#### [REQUIREMENT]
Convert the material below into a Markdown table with two columns, No. and Line text, giving each nonblank line its own numbered row and leaving out blank lines.

#### [PROVIDED RECORDS]

[BEGIN]

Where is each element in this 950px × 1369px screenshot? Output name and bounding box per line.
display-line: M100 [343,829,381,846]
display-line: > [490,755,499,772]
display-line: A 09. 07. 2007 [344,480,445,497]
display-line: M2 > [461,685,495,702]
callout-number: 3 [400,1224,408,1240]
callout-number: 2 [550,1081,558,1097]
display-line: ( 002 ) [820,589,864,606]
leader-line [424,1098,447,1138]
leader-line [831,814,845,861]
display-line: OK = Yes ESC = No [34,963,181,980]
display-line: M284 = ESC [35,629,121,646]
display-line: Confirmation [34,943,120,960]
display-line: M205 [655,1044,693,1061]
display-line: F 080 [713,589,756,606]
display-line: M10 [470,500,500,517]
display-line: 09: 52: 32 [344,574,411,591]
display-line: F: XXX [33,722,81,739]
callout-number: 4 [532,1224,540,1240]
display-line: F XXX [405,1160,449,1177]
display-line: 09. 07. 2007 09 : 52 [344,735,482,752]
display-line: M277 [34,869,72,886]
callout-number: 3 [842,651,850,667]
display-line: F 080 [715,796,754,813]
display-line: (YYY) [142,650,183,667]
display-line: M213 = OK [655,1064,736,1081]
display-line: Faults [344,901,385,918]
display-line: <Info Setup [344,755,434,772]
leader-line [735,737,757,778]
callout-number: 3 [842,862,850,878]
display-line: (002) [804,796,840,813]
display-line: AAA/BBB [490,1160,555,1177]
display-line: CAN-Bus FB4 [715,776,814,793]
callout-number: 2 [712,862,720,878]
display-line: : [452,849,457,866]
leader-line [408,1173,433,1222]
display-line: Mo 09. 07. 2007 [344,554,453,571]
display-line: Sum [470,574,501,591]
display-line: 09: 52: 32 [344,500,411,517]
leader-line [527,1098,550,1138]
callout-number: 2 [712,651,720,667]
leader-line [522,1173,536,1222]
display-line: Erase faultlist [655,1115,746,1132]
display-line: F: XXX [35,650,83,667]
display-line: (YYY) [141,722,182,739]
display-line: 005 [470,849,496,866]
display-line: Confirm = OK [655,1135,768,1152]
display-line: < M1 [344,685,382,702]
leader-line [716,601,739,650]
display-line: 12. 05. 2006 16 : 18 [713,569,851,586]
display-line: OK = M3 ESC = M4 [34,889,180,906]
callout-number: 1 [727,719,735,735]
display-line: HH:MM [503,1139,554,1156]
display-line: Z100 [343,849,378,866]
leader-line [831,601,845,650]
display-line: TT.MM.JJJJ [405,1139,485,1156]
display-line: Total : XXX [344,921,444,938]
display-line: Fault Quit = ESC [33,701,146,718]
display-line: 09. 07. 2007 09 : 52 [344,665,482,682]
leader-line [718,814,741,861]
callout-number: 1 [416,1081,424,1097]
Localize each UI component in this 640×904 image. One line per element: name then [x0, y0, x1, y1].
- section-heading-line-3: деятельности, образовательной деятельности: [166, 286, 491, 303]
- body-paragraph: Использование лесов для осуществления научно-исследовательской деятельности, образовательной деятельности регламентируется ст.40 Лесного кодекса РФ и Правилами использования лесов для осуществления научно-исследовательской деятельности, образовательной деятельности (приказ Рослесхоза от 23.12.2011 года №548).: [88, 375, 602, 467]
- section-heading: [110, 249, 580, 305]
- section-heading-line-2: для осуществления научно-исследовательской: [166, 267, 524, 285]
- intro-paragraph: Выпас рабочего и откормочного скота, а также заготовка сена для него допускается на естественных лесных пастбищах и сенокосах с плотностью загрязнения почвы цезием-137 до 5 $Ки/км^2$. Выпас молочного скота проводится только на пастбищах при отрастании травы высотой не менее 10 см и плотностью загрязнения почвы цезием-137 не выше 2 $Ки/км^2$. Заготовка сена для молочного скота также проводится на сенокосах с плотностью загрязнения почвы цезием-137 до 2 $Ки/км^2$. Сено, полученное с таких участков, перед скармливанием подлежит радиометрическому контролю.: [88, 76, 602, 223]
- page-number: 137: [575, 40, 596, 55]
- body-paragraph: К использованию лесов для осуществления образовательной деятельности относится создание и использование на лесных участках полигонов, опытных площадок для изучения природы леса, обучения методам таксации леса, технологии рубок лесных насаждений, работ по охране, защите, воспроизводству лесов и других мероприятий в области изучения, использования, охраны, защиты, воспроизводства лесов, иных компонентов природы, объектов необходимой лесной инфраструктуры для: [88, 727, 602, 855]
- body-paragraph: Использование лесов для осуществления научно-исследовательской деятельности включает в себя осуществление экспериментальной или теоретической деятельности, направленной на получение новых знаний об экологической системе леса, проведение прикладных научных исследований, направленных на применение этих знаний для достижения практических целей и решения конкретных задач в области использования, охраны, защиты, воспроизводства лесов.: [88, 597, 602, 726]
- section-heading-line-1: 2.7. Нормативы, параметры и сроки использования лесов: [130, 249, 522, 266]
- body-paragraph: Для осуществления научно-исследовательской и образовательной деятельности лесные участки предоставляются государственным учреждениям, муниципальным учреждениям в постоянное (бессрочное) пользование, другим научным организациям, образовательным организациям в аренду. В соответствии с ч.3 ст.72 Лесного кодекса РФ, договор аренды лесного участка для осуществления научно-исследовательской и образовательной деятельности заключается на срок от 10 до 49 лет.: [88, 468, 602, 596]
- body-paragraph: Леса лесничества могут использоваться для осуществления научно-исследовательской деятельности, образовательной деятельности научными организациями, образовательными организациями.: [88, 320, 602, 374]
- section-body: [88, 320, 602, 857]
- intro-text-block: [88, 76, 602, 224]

[END]

#### [SOLUTION BELOW]
| No. | Line text |
|---|---|
| 1 | Where is each element in this 950px × 1369px screenshot? Output name and bounding box per line. |
| 2 | display-line: M100 [343,829,381,846] |
| 3 | display-line: > [490,755,499,772] |
| 4 | display-line: A 09. 07. 2007 [344,480,445,497] |
| 5 | display-line: M2 > [461,685,495,702] |
| 6 | callout-number: 3 [400,1224,408,1240] |
| 7 | callout-number: 2 [550,1081,558,1097] |
| 8 | display-line: ( 002 ) [820,589,864,606] |
| 9 | leader-line [424,1098,447,1138] |
| 10 | leader-line [831,814,845,861] |
| 11 | display-line: OK = Yes ESC = No [34,963,181,980] |
| 12 | display-line: M284 = ESC [35,629,121,646] |
| 13 | display-line: Confirmation [34,943,120,960] |
| 14 | display-line: M205 [655,1044,693,1061] |
| 15 | display-line: F 080 [713,589,756,606] |
| 16 | display-line: M10 [470,500,500,517] |
| 17 | display-line: 09: 52: 32 [344,574,411,591] |
| 18 | display-line: F: XXX [33,722,81,739] |
| 19 | callout-number: 4 [532,1224,540,1240] |
| 20 | display-line: F XXX [405,1160,449,1177] |
| 21 | display-line: 09. 07. 2007 09 : 52 [344,735,482,752] |
| 22 | display-line: M277 [34,869,72,886] |
| 23 | callout-number: 3 [842,651,850,667] |
| 24 | display-line: F 080 [715,796,754,813] |
| 25 | display-line: (YYY) [142,650,183,667] |
| 26 | display-line: M213 = OK [655,1064,736,1081] |
| 27 | display-line: Faults [344,901,385,918] |
| 28 | display-line: <Info Setup [344,755,434,772] |
| 29 | leader-line [735,737,757,778] |
| 30 | callout-number: 3 [842,862,850,878] |
| 31 | display-line: (002) [804,796,840,813] |
| 32 | display-line: AAA/BBB [490,1160,555,1177] |
| 33 | display-line: CAN-Bus FB4 [715,776,814,793] |
| 34 | callout-number: 2 [712,862,720,878] |
| 35 | display-line: : [452,849,457,866] |
| 36 | leader-line [408,1173,433,1222] |
| 37 | display-line: Mo 09. 07. 2007 [344,554,453,571] |
| 38 | display-line: Sum [470,574,501,591] |
| 39 | display-line: 09: 52: 32 [344,500,411,517] |
| 40 | leader-line [527,1098,550,1138] |
| 41 | callout-number: 2 [712,651,720,667] |
| 42 | leader-line [522,1173,536,1222] |
| 43 | display-line: Erase faultlist [655,1115,746,1132] |
| 44 | display-line: F: XXX [35,650,83,667] |
| 45 | display-line: (YYY) [141,722,182,739] |
| 46 | display-line: 005 [470,849,496,866] |
| 47 | display-line: Confirm = OK [655,1135,768,1152] |
| 48 | display-line: < M1 [344,685,382,702] |
| 49 | leader-line [716,601,739,650] |
| 50 | display-line: 12. 05. 2006 16 : 18 [713,569,851,586] |
| 51 | display-line: OK = M3 ESC = M4 [34,889,180,906] |
| 52 | callout-number: 1 [727,719,735,735] |
| 53 | display-line: HH:MM [503,1139,554,1156] |
| 54 | display-line: Z100 [343,849,378,866] |
| 55 | leader-line [831,601,845,650] |
| 56 | display-line: TT.MM.JJJJ [405,1139,485,1156] |
| 57 | display-line: Total : XXX [344,921,444,938] |
| 58 | display-line: Fault Quit = ESC [33,701,146,718] |
| 59 | display-line: 09. 07. 2007 09 : 52 [344,665,482,682] |
| 60 | leader-line [718,814,741,861] |
| 61 | callout-number: 1 [416,1081,424,1097] |
| 62 | Localize each UI component in this 640×904 image. One line per element: name then [x0, y0, x1, y1]. |
| 63 | - section-heading-line-3: деятельности, образовательной деятельности: [166, 286, 491, 303] |
| 64 | - body-paragraph: Использование лесов для осуществления научно-исследовательской деятельности, образовательной деятельности регламентируется ст.40 Лесного кодекса РФ и Правилами использования лесов для осуществления научно-исследовательской деятельности, образовательной деятельности (приказ Рослесхоза от 23.12.2011 года №548).: [88, 375, 602, 467] |
| 65 | - section-heading: [110, 249, 580, 305] |
| 66 | - section-heading-line-2: для осуществления научно-исследовательской: [166, 267, 524, 285] |
| 67 | - intro-paragraph: Выпас рабочего и откормочного скота, а также заготовка сена для него допускается на естественных лесных пастбищах и сенокосах с плотностью загрязнения почвы цезием-137 до 5 $Ки/км^2$. Выпас молочного скота проводится только на пастбищах при отрастании травы высотой не менее 10 см и плотностью загрязнения почвы цезием-137 не выше 2 $Ки/км^2$. Заготовка сена для молочного скота также проводится на сенокосах с плотностью загрязнения почвы цезием-137 до 2 $Ки/км^2$. Сено, полученное с таких участков, перед скармливанием подлежит радиометрическому контролю.: [88, 76, 602, 223] |
| 68 | - page-number: 137: [575, 40, 596, 55] |
| 69 | - body-paragraph: К использованию лесов для осуществления образовательной деятельности относится создание и использование на лесных участках полигонов, опытных площадок для изучения природы леса, обучения методам таксации леса, технологии рубок лесных насаждений, работ по охране, защите, воспроизводству лесов и других мероприятий в области изучения, использования, охраны, защиты, воспроизводства лесов, иных компонентов природы, объектов необходимой лесной инфраструктуры для: [88, 727, 602, 855] |
| 70 | - body-paragraph: Использование лесов для осуществления научно-исследовательской деятельности включает в себя осуществление экспериментальной или теоретической деятельности, направленной на получение новых знаний об экологической системе леса, проведение прикладных научных исследований, направленных на применение этих знаний для достижения практических целей и решения конкретных задач в области использования, охраны, защиты, воспроизводства лесов.: [88, 597, 602, 726] |
| 71 | - section-heading-line-1: 2.7. Нормативы, параметры и сроки использования лесов: [130, 249, 522, 266] |
| 72 | - body-paragraph: Для осуществления научно-исследовательской и образовательной деятельности лесные участки предоставляются государственным учреждениям, муниципальным учреждениям в постоянное (бессрочное) пользование, другим научным организациям, образовательным организациям в аренду. В соответствии с ч.3 ст.72 Лесного кодекса РФ, договор аренды лесного участка для осуществления научно-исследовательской и образовательной деятельности заключается на срок от 10 до 49 лет.: [88, 468, 602, 596] |
| 73 | - body-paragraph: Леса лесничества могут использоваться для осуществления научно-исследовательской деятельности, образовательной деятельности научными организациями, образовательными организациями.: [88, 320, 602, 374] |
| 74 | - section-body: [88, 320, 602, 857] |
| 75 | - intro-text-block: [88, 76, 602, 224] |